Collected data entries
________________________________________
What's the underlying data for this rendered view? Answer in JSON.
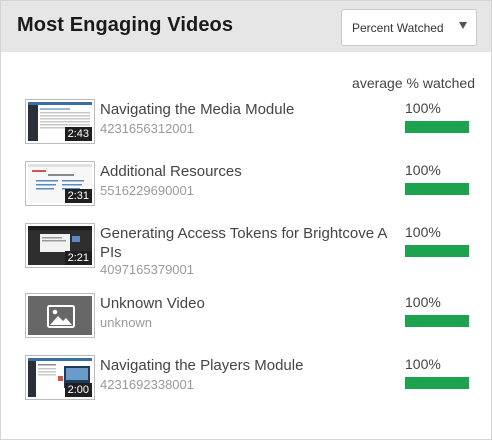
{
  "widget": {
    "title": "Most Engaging Videos",
    "sort_select": {
      "selected": "Percent Watched"
    },
    "column_header": "average % watched"
  },
  "colors": {
    "bar": "#1fa24f",
    "header_bg": "#e6e6e6"
  },
  "videos": [
    {
      "title": "Navigating the Media Module",
      "id": "4231656312001",
      "duration": "2:43",
      "percent_label": "100%",
      "percent": 100,
      "thumb": "media-module"
    },
    {
      "title": "Additional Resources",
      "id": "5516229690001",
      "duration": "2:31",
      "percent_label": "100%",
      "percent": 100,
      "thumb": "resources"
    },
    {
      "title": "Generating Access Tokens for Brightcove A PIs",
      "id": "4097165379001",
      "duration": "2:21",
      "percent_label": "100%",
      "percent": 100,
      "thumb": "tokens"
    },
    {
      "title": "Unknown Video",
      "id": "unknown",
      "duration": "",
      "percent_label": "100%",
      "percent": 100,
      "thumb": "placeholder-image-icon"
    },
    {
      "title": "Navigating the Players Module",
      "id": "4231692338001",
      "duration": "2:00",
      "percent_label": "100%",
      "percent": 100,
      "thumb": "players-module"
    }
  ]
}
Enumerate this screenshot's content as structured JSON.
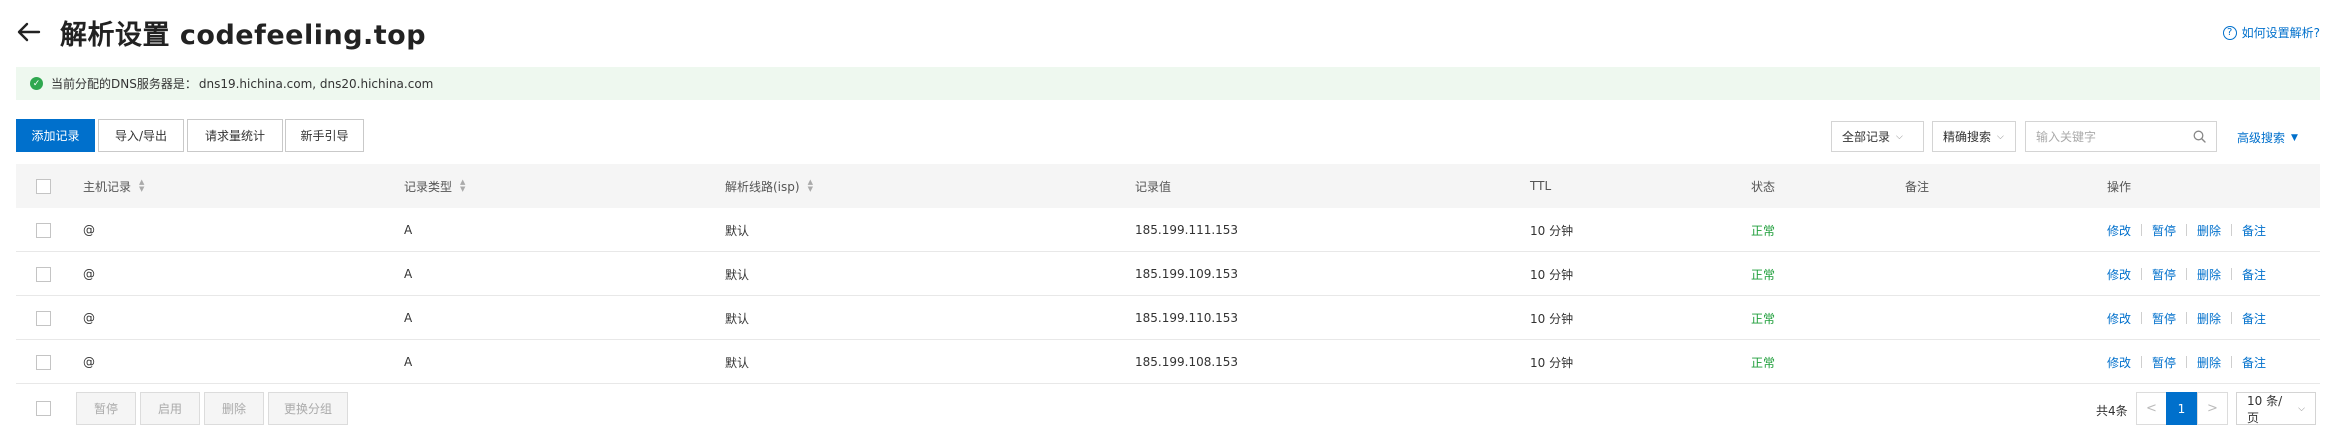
{
  "header": {
    "title": "解析设置 codefeeling.top",
    "help_link": "如何设置解析?"
  },
  "alert": {
    "label": "当前分配的DNS服务器是：",
    "value": "dns19.hichina.com, dns20.hichina.com"
  },
  "toolbar": {
    "add_record": "添加记录",
    "import_export": "导入/导出",
    "request_stats": "请求量统计",
    "guide": "新手引导",
    "filter_all": "全部记录",
    "exact_search": "精确搜索",
    "search_placeholder": "输入关键字",
    "advanced_search": "高级搜索"
  },
  "table": {
    "columns": {
      "host": "主机记录",
      "type": "记录类型",
      "line": "解析线路(isp)",
      "value": "记录值",
      "ttl": "TTL",
      "status": "状态",
      "remark": "备注",
      "actions": "操作"
    },
    "rows": [
      {
        "host": "@",
        "type": "A",
        "line": "默认",
        "value": "185.199.111.153",
        "ttl": "10 分钟",
        "status": "正常",
        "remark": ""
      },
      {
        "host": "@",
        "type": "A",
        "line": "默认",
        "value": "185.199.109.153",
        "ttl": "10 分钟",
        "status": "正常",
        "remark": ""
      },
      {
        "host": "@",
        "type": "A",
        "line": "默认",
        "value": "185.199.110.153",
        "ttl": "10 分钟",
        "status": "正常",
        "remark": ""
      },
      {
        "host": "@",
        "type": "A",
        "line": "默认",
        "value": "185.199.108.153",
        "ttl": "10 分钟",
        "status": "正常",
        "remark": ""
      }
    ],
    "actions": {
      "edit": "修改",
      "pause": "暂停",
      "delete": "删除",
      "remark": "备注"
    }
  },
  "footer": {
    "pause": "暂停",
    "enable": "启用",
    "delete": "删除",
    "change_group": "更换分组",
    "total": "共4条",
    "prev": "<",
    "page": "1",
    "next": ">",
    "page_size": "10 条/页"
  },
  "colors": {
    "accent": "#0070cc",
    "status_ok": "#1e9e3a",
    "alert_bg": "#eef8ef"
  },
  "icons": {
    "back": "back-arrow-icon",
    "help": "question-circle-icon",
    "alert": "check-circle-icon",
    "search": "search-icon"
  }
}
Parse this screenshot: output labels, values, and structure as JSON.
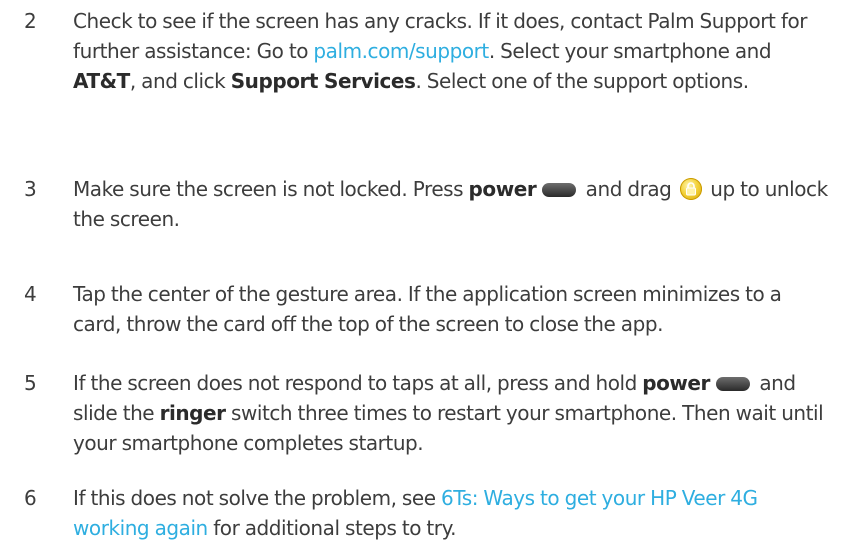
{
  "steps": [
    {
      "number": "2",
      "t1": "Check to see if the screen has any cracks. If it does, contact Palm Support for further assistance: Go to ",
      "link": "palm.com/support",
      "t2": ". Select your smartphone and ",
      "b1": "AT&T",
      "t3": ", and click ",
      "b2": "Support Services",
      "t4": ". Select one of the support options."
    },
    {
      "number": "3",
      "t1": "Make sure the screen is not locked. Press ",
      "b1": "power",
      "t2": " and drag ",
      "t3": " up to unlock the screen."
    },
    {
      "number": "4",
      "t1": "Tap the center of the gesture area. If the application screen minimizes to a card, throw the card off the top of the screen to close the app."
    },
    {
      "number": "5",
      "t1": "If the screen does not respond to taps at all, press and hold ",
      "b1": "power",
      "t2": " and slide the ",
      "b2": "ringer",
      "t3": " switch three times to restart your smartphone. Then wait until your smartphone completes startup."
    },
    {
      "number": "6",
      "t1": "If this does not solve the problem, see ",
      "link": "6Ts: Ways to get your HP Veer 4G working again",
      "t2": " for additional steps to try."
    }
  ],
  "colors": {
    "text": "#3d3d3d",
    "link": "#2eaee0"
  },
  "icons": {
    "power": "power-button-icon",
    "unlock": "unlock-drag-icon"
  }
}
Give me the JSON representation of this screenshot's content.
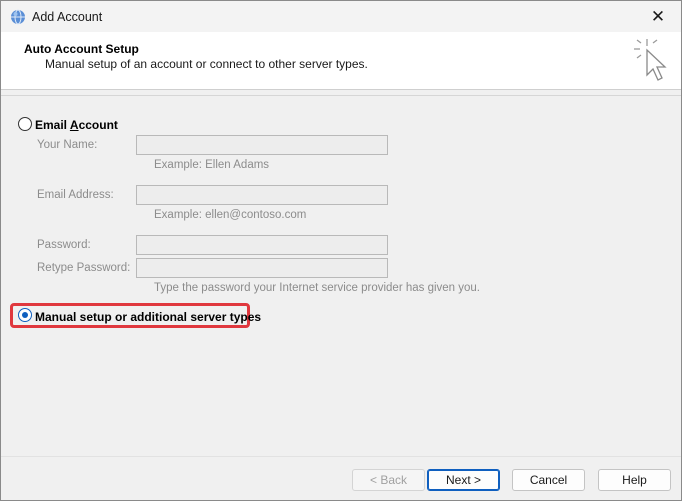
{
  "window": {
    "title": "Add Account",
    "close_glyph": "✕"
  },
  "header": {
    "title": "Auto Account Setup",
    "subtitle": "Manual setup of an account or connect to other server types."
  },
  "options": {
    "email_account": {
      "label_pre": "Email ",
      "label_accel": "A",
      "label_post": "ccount",
      "selected": false
    },
    "manual_setup": {
      "label": "Manual setup or additional server types",
      "selected": true
    }
  },
  "fields": {
    "your_name": {
      "label": "Your Name:",
      "value": "",
      "hint": "Example: Ellen Adams"
    },
    "email_address": {
      "label": "Email Address:",
      "value": "",
      "hint": "Example: ellen@contoso.com"
    },
    "password": {
      "label": "Password:",
      "value": ""
    },
    "retype_password": {
      "label": "Retype Password:",
      "value": ""
    },
    "password_hint": "Type the password your Internet service provider has given you."
  },
  "buttons": {
    "back": "< Back",
    "next": "Next >",
    "cancel": "Cancel",
    "help": "Help"
  },
  "colors": {
    "accent": "#0f5fbf",
    "highlight": "#e0383e"
  },
  "icons": [
    "outlook-globe-icon",
    "close-icon",
    "cursor-sparkle-icon"
  ]
}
________________________________________
THE PROBLEM: Pick each line holding the word "server" out of the data and copy it.

FULL RESPONSE:
    "subtitle": "Manual setup of an account or connect to other server types."
      "label": "Manual setup or additional server types",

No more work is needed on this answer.